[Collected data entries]
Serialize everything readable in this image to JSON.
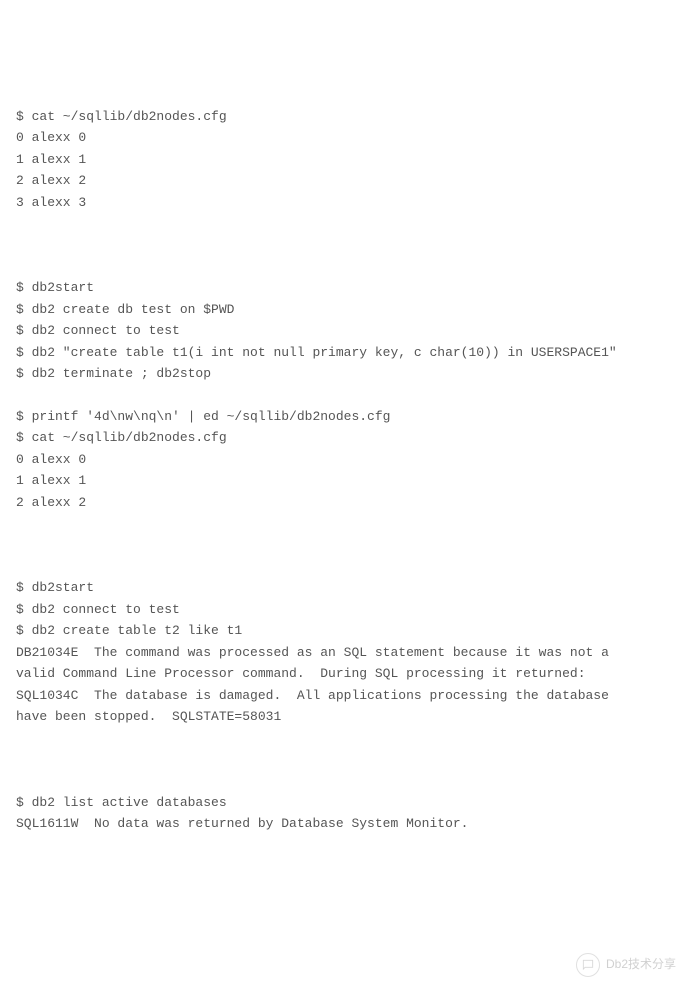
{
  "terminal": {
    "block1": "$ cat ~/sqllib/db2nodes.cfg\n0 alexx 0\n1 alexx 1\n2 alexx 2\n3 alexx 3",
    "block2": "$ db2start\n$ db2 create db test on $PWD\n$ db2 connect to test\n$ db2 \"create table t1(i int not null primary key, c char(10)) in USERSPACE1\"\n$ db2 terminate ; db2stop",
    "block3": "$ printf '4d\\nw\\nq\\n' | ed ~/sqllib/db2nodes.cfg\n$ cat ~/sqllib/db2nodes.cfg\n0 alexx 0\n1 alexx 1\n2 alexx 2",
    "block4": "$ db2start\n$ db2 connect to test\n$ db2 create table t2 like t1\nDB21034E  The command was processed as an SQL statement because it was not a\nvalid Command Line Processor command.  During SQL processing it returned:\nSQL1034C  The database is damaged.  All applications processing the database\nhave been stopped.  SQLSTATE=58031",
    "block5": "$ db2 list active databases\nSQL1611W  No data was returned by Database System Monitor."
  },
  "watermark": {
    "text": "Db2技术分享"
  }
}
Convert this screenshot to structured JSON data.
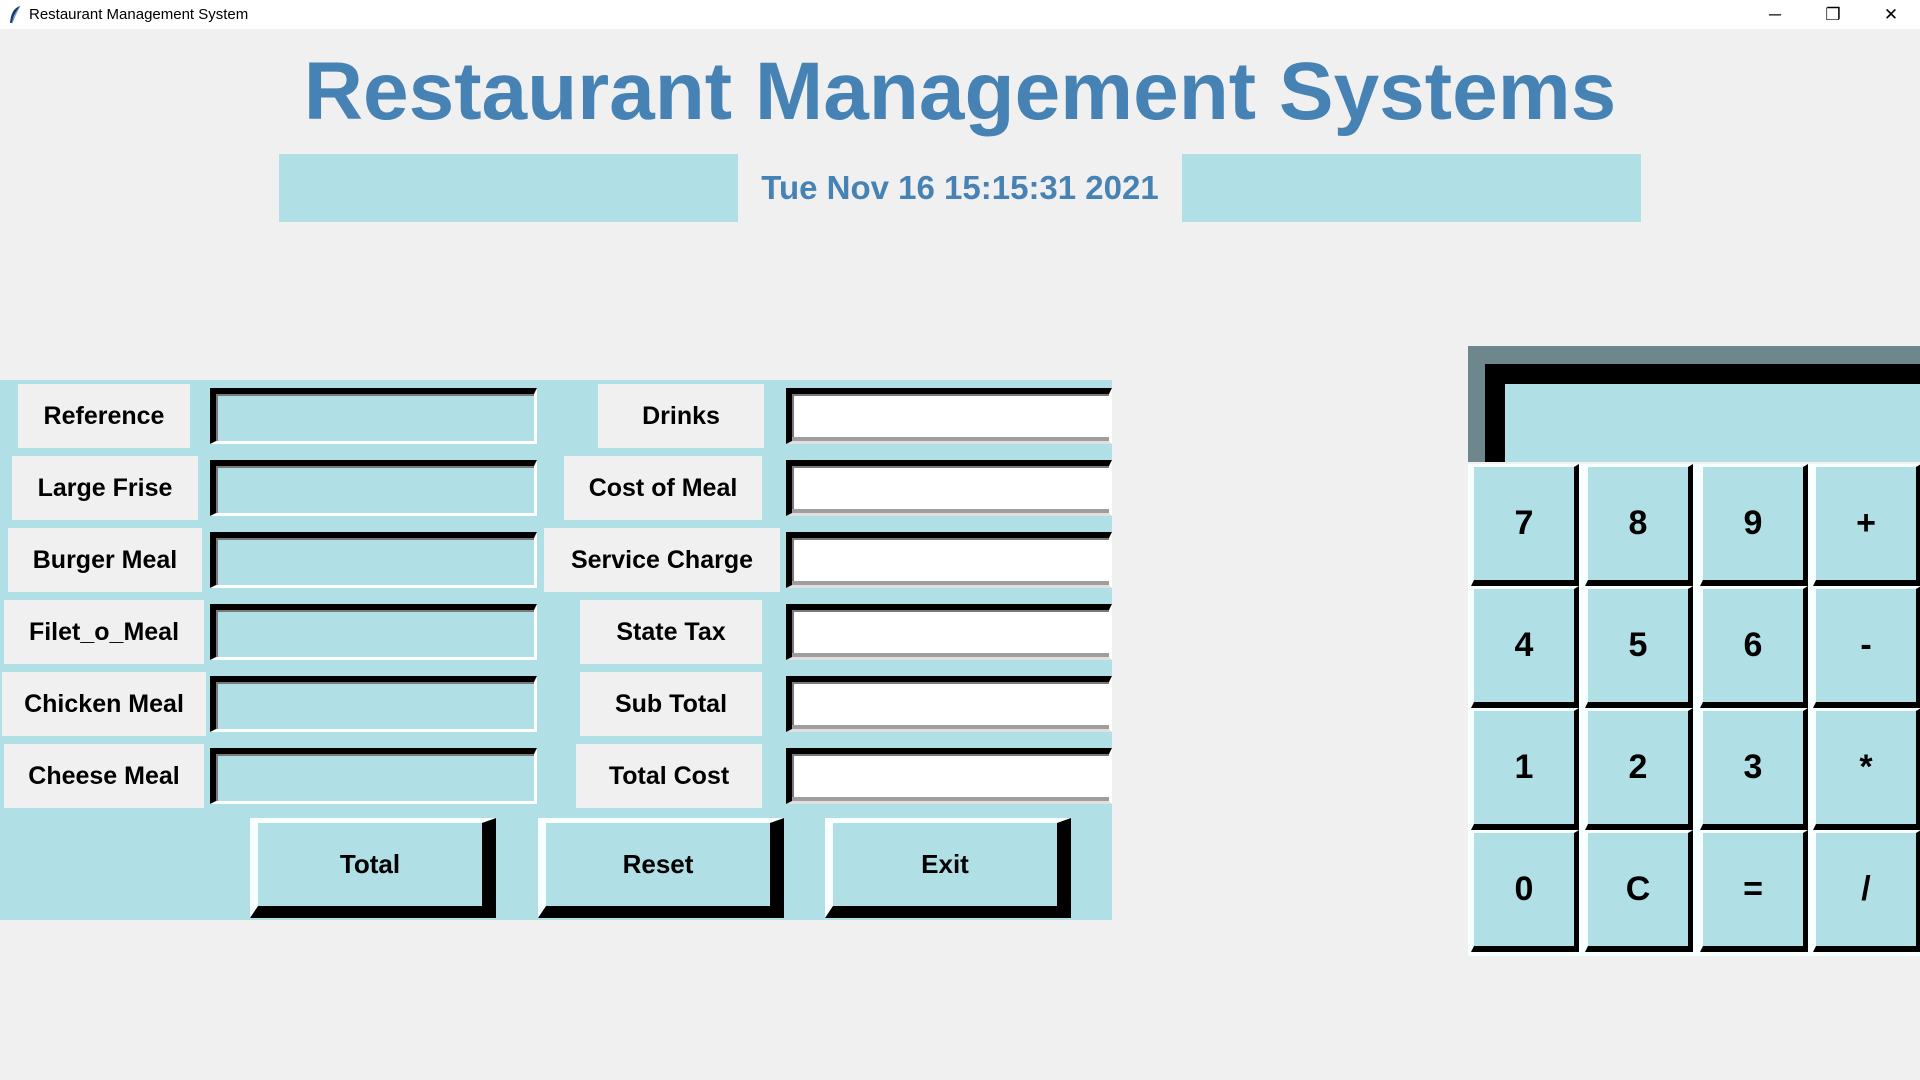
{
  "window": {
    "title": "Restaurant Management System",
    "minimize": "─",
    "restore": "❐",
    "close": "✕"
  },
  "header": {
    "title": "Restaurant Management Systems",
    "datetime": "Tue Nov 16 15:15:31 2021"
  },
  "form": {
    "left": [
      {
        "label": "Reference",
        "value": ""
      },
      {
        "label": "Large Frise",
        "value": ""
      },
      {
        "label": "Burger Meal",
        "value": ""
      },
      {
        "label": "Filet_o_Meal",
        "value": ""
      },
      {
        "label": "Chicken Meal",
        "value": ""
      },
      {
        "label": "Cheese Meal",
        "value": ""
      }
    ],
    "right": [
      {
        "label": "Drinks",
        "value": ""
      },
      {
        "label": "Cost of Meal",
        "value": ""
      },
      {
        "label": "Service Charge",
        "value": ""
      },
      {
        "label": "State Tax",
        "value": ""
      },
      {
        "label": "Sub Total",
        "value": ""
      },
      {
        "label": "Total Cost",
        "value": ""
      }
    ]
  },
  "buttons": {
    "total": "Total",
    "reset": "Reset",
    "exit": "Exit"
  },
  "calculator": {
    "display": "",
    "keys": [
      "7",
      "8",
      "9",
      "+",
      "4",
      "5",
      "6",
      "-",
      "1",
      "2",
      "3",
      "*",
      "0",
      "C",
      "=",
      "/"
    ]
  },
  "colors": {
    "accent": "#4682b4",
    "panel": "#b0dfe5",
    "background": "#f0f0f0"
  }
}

> _PROBLEM TO SOLVE_: Looking at the listing above, how many of its lines contain the string "create"? Give the number alone.

> _IN RESPONSE_: 2